All entries should be output exactly as they stand.

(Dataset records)
------
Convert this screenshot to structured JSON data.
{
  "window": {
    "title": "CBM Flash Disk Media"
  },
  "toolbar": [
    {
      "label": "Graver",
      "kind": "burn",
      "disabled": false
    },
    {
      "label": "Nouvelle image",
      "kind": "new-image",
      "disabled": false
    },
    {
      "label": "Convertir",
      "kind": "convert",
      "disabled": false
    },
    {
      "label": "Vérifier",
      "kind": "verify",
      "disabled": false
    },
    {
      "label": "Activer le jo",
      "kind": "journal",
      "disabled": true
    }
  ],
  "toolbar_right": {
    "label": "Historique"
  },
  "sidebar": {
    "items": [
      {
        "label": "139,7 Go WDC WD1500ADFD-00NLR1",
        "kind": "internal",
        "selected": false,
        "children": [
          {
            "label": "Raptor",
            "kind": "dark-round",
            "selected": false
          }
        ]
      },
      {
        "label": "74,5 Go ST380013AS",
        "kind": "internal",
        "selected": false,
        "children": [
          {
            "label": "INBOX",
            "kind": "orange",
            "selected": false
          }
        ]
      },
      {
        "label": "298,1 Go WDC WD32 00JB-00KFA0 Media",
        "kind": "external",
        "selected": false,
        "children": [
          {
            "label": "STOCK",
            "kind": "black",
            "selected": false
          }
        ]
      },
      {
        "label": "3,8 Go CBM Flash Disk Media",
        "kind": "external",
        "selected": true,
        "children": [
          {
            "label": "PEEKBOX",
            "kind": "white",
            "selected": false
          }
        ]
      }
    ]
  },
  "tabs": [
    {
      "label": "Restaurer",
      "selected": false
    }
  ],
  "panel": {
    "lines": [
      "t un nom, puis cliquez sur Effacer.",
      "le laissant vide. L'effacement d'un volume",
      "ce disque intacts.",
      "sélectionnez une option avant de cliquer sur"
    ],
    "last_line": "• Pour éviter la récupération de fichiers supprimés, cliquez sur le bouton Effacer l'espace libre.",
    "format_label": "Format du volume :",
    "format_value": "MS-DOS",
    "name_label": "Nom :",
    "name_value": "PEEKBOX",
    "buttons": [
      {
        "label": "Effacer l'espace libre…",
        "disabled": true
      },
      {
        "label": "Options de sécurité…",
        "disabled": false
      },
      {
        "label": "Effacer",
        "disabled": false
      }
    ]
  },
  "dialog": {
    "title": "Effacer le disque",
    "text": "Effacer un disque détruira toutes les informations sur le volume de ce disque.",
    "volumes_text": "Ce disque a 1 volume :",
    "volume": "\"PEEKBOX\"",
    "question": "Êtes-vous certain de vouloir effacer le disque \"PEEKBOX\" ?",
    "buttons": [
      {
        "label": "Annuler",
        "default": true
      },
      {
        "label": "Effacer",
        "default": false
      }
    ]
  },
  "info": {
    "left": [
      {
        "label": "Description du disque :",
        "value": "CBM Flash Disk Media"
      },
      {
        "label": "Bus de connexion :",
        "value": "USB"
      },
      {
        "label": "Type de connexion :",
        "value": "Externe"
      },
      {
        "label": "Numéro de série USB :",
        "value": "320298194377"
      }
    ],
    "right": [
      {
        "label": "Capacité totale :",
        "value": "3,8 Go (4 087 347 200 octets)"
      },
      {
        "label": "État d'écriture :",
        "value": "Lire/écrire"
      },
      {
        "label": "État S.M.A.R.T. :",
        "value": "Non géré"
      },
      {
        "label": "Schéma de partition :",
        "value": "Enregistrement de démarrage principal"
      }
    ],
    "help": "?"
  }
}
------
Task answer:
Convert this screenshot to structured JSON data.
{
  "window": {
    "title": "CBM Flash Disk Media"
  },
  "toolbar": [
    {
      "label": "Graver",
      "kind": "burn",
      "disabled": false
    },
    {
      "label": "Nouvelle image",
      "kind": "new-image",
      "disabled": false
    },
    {
      "label": "Convertir",
      "kind": "convert",
      "disabled": false
    },
    {
      "label": "Vérifier",
      "kind": "verify",
      "disabled": false
    },
    {
      "label": "Activer le jo",
      "kind": "journal",
      "disabled": true
    }
  ],
  "toolbar_right": {
    "label": "Historique"
  },
  "sidebar": {
    "items": [
      {
        "label": "139,7 Go WDC WD1500ADFD-00NLR1",
        "kind": "internal",
        "selected": false,
        "children": [
          {
            "label": "Raptor",
            "kind": "dark-round",
            "selected": false
          }
        ]
      },
      {
        "label": "74,5 Go ST380013AS",
        "kind": "internal",
        "selected": false,
        "children": [
          {
            "label": "INBOX",
            "kind": "orange",
            "selected": false
          }
        ]
      },
      {
        "label": "298,1 Go WDC WD32 00JB-00KFA0 Media",
        "kind": "external",
        "selected": false,
        "children": [
          {
            "label": "STOCK",
            "kind": "black",
            "selected": false
          }
        ]
      },
      {
        "label": "3,8 Go CBM Flash Disk Media",
        "kind": "external",
        "selected": true,
        "children": [
          {
            "label": "PEEKBOX",
            "kind": "white",
            "selected": false
          }
        ]
      }
    ]
  },
  "tabs": [
    {
      "label": "Restaurer",
      "selected": false
    }
  ],
  "panel": {
    "lines": [
      "t un nom, puis cliquez sur Effacer.",
      "le laissant vide. L'effacement d'un volume",
      "ce disque intacts.",
      "sélectionnez une option avant de cliquer sur"
    ],
    "last_line": "• Pour éviter la récupération de fichiers supprimés, cliquez sur le bouton Effacer l'espace libre.",
    "format_label": "Format du volume :",
    "format_value": "MS-DOS",
    "name_label": "Nom :",
    "name_value": "PEEKBOX",
    "buttons": [
      {
        "label": "Effacer l'espace libre…",
        "disabled": true
      },
      {
        "label": "Options de sécurité…",
        "disabled": false
      },
      {
        "label": "Effacer",
        "disabled": false
      }
    ]
  },
  "dialog": {
    "title": "Effacer le disque",
    "text": "Effacer un disque détruira toutes les informations sur le volume de ce disque.",
    "volumes_text": "Ce disque a 1 volume :",
    "volume": "\"PEEKBOX\"",
    "question": "Êtes-vous certain de vouloir effacer le disque \"PEEKBOX\" ?",
    "buttons": [
      {
        "label": "Annuler",
        "default": true
      },
      {
        "label": "Effacer",
        "default": false
      }
    ]
  },
  "info": {
    "left": [
      {
        "label": "Description du disque :",
        "value": "CBM Flash Disk Media"
      },
      {
        "label": "Bus de connexion :",
        "value": "USB"
      },
      {
        "label": "Type de connexion :",
        "value": "Externe"
      },
      {
        "label": "Numéro de série USB :",
        "value": "320298194377"
      }
    ],
    "right": [
      {
        "label": "Capacité totale :",
        "value": "3,8 Go (4 087 347 200 octets)"
      },
      {
        "label": "État d'écriture :",
        "value": "Lire/écrire"
      },
      {
        "label": "État S.M.A.R.T. :",
        "value": "Non géré"
      },
      {
        "label": "Schéma de partition :",
        "value": "Enregistrement de démarrage principal"
      }
    ],
    "help": "?"
  }
}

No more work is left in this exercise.